[Start of RECORD EXCERPTS]
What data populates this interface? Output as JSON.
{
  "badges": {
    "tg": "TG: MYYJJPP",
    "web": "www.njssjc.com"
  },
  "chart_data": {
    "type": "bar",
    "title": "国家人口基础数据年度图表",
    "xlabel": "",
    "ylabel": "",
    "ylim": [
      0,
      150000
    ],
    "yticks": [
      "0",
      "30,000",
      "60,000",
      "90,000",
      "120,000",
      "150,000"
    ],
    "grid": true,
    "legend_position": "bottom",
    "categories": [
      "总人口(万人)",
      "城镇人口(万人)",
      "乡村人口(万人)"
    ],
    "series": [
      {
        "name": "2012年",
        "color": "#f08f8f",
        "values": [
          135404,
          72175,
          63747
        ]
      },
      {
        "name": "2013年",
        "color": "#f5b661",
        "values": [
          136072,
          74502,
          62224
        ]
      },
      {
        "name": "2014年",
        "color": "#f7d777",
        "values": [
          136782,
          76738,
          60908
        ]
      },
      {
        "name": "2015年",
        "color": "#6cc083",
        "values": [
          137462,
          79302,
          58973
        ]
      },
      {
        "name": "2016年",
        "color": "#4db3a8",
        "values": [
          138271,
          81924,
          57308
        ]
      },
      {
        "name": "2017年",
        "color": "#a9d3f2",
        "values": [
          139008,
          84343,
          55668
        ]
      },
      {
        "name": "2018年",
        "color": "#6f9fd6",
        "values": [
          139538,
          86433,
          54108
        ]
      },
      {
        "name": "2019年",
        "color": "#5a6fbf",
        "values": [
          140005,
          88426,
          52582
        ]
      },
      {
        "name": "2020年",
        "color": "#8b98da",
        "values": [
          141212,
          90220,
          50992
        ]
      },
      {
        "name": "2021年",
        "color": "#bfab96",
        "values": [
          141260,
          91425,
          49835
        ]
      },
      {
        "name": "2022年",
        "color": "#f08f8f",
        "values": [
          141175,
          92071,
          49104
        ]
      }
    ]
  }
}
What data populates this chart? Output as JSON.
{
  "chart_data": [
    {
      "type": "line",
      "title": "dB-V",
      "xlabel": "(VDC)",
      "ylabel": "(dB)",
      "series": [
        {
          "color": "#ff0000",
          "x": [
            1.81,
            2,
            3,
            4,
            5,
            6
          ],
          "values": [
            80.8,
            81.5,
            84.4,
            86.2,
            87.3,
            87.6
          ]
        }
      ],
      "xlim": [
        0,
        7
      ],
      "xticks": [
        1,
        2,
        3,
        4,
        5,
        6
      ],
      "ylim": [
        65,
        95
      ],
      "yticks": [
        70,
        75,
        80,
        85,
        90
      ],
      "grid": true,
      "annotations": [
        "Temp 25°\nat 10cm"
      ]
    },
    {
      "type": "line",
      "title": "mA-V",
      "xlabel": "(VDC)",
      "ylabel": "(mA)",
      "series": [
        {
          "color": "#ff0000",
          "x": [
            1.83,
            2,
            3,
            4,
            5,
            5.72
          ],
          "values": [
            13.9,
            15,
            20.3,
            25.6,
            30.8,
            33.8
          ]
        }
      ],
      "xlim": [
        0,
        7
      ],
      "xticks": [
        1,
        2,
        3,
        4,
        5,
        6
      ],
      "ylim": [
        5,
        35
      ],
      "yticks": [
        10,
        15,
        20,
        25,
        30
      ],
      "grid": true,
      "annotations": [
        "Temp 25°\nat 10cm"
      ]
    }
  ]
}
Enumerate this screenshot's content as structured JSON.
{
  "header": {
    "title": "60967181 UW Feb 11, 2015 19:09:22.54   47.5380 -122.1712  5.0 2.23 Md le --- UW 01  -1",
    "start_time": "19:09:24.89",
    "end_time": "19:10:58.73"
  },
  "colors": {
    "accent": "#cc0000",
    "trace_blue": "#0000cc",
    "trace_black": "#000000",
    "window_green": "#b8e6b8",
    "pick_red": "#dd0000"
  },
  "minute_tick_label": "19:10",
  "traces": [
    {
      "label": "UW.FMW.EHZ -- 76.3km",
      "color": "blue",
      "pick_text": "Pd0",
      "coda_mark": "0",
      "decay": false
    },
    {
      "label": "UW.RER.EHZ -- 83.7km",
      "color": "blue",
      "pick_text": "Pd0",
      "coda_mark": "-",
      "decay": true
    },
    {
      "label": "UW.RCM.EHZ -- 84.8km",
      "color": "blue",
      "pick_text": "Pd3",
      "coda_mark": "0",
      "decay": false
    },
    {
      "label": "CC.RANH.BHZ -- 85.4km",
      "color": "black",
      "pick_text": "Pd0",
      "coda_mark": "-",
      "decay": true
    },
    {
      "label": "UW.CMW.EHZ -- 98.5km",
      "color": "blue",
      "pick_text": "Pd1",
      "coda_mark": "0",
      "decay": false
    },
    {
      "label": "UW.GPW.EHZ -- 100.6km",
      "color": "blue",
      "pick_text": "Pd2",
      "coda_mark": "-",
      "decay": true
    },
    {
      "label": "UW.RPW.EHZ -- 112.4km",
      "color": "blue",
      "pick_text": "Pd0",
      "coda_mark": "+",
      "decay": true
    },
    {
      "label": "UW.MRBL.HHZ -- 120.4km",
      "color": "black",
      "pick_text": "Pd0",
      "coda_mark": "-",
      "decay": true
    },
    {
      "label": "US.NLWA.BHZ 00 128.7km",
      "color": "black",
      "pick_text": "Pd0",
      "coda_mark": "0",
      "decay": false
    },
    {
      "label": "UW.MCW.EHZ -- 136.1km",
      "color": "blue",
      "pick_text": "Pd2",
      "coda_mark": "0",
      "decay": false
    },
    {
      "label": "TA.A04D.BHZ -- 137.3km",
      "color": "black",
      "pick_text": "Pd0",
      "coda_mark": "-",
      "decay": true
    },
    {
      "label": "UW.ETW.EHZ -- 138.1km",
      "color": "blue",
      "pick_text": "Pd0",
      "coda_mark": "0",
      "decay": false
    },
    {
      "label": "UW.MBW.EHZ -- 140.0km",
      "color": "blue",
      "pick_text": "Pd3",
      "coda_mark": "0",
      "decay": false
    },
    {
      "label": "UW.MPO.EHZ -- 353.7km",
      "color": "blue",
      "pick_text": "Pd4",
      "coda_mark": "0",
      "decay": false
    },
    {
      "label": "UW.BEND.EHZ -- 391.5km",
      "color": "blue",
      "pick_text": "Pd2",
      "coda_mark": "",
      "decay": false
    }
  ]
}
[End of RECORD EXCERPTS]
= WRITTEN REQUEST =
List all lines where "Output" occurs.

= RESPONSE FOR THIS EXERCISE =
What data populates this interface? Output as JSON.
What data populates this chart? Output as JSON.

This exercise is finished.